[START OF Data]

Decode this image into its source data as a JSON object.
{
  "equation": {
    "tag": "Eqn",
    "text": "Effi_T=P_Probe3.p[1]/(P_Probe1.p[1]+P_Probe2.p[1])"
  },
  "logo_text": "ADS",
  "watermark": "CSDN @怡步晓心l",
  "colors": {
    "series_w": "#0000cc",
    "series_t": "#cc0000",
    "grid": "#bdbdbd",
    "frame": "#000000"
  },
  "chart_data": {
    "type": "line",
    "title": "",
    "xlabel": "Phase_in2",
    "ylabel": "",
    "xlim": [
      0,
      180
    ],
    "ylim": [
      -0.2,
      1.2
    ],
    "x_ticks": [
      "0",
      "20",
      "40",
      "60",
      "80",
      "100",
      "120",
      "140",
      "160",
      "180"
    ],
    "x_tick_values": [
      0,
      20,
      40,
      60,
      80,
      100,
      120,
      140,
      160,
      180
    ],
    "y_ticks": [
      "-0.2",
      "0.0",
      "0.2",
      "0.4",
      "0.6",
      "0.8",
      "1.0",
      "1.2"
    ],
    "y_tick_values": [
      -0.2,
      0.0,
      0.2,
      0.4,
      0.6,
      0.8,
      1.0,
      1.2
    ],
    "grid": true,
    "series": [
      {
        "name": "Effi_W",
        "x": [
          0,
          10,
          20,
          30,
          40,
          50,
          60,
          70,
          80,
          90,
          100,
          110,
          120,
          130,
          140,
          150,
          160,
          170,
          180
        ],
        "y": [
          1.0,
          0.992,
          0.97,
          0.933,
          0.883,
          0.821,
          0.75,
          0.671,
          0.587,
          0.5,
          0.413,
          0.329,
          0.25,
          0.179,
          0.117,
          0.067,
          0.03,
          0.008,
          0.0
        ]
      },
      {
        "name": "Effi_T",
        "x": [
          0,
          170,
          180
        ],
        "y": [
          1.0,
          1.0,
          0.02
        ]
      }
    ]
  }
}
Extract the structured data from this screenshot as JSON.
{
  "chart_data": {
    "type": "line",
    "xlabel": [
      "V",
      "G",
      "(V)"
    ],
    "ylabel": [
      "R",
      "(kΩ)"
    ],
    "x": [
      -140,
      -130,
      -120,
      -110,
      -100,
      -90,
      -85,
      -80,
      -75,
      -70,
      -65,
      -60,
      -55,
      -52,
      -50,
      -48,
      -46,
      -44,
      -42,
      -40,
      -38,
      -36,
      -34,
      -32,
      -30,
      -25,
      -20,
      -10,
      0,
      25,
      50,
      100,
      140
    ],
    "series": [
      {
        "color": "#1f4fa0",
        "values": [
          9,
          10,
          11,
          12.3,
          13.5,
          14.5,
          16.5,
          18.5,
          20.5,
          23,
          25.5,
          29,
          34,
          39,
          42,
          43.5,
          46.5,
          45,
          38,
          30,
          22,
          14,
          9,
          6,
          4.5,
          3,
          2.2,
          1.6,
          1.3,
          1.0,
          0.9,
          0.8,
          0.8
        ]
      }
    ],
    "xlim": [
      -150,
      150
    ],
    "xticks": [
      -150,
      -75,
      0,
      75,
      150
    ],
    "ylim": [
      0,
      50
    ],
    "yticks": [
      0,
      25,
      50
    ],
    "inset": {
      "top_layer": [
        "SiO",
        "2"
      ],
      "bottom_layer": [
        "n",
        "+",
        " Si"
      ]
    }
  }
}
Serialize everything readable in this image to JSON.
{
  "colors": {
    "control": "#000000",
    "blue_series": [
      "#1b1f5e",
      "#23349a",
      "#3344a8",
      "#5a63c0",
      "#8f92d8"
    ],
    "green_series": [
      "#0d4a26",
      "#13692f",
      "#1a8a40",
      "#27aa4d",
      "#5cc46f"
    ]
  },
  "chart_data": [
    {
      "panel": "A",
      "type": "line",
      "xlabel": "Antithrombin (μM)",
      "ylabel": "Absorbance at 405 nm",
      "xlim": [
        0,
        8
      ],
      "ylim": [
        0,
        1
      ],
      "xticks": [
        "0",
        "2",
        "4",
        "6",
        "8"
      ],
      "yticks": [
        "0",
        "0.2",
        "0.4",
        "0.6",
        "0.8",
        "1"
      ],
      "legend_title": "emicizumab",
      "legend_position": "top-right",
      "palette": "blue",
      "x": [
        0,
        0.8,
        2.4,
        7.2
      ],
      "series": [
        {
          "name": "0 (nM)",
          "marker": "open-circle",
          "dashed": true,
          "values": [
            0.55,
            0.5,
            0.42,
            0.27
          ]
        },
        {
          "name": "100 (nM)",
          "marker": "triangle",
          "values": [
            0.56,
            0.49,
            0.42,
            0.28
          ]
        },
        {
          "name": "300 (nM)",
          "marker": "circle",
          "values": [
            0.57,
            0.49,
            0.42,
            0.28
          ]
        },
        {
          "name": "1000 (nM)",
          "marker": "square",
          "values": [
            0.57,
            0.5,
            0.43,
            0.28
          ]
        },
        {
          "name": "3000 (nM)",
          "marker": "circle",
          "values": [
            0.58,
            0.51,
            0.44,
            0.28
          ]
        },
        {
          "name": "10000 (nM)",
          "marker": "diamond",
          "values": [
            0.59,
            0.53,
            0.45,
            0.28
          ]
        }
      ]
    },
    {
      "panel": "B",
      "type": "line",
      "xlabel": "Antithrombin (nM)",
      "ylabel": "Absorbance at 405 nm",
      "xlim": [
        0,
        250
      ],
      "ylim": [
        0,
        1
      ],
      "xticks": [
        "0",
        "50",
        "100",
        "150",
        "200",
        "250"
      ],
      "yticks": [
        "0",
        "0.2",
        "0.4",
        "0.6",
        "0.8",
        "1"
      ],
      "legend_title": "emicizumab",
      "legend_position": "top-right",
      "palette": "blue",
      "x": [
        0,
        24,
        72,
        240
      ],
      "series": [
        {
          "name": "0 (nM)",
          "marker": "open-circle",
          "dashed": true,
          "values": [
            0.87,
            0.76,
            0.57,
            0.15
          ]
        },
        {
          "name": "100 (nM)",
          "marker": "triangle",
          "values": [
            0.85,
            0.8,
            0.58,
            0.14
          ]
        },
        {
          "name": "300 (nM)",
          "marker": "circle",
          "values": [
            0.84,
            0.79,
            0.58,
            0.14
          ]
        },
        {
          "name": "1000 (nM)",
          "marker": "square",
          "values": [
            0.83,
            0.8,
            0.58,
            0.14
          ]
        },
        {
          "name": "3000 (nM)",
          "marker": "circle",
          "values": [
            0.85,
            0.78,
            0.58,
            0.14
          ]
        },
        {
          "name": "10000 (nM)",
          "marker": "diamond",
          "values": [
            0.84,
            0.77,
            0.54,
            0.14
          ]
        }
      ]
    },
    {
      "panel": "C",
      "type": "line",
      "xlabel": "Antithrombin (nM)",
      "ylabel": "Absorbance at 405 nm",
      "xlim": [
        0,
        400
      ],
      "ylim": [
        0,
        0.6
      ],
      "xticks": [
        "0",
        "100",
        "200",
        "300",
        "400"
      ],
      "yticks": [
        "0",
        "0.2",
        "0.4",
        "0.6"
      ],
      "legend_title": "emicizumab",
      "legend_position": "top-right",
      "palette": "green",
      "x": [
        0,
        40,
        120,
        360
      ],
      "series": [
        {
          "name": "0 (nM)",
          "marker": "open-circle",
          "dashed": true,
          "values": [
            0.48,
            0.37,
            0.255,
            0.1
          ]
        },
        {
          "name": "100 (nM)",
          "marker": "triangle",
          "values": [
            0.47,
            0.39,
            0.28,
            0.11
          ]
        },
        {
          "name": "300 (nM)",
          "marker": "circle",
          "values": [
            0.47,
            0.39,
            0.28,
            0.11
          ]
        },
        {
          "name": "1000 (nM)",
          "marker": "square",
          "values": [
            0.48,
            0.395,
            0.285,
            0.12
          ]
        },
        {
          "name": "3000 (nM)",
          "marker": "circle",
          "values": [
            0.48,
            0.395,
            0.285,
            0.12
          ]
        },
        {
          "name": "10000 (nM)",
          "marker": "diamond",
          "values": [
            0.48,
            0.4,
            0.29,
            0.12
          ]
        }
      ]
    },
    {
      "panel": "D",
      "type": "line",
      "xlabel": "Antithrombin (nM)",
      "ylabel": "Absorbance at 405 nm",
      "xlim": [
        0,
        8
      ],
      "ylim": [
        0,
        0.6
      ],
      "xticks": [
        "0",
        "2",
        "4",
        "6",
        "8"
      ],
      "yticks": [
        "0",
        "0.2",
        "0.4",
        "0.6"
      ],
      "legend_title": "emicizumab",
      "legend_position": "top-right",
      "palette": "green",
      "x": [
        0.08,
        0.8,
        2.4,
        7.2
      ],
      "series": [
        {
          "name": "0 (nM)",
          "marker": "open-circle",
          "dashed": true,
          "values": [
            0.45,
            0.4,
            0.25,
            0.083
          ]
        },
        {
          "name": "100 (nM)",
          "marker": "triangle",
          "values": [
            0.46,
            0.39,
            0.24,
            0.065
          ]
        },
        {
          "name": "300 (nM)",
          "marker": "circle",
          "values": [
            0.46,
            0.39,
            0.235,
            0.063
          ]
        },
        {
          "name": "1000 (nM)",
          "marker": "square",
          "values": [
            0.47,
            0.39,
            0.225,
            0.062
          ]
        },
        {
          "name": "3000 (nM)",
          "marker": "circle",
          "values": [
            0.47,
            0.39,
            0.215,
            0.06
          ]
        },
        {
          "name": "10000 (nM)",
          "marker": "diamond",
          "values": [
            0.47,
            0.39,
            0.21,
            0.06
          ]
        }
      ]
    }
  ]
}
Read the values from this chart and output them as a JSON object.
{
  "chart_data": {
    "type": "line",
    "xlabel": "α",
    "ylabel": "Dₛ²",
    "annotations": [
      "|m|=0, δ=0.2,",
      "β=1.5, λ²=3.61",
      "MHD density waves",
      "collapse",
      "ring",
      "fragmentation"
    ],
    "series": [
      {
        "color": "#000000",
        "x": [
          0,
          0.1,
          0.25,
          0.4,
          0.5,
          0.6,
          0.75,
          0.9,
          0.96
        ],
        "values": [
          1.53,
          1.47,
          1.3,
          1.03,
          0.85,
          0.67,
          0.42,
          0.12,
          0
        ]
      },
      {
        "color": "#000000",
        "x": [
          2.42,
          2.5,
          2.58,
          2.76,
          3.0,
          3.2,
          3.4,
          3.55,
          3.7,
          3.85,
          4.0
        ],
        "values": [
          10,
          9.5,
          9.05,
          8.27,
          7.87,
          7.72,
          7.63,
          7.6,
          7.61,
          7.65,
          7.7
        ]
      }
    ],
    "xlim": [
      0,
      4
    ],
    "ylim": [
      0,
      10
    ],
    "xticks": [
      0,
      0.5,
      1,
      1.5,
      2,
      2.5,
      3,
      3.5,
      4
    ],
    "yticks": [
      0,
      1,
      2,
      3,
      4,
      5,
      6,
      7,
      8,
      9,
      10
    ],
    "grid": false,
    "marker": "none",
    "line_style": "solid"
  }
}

[END OF Data]

● **Your goal**:
Scan the entries above. Copy each line that has the string "from".

● **Result**:
Extract the structured data from this screenshot as JSON.
Read the values from this chart and output them as a JSON object.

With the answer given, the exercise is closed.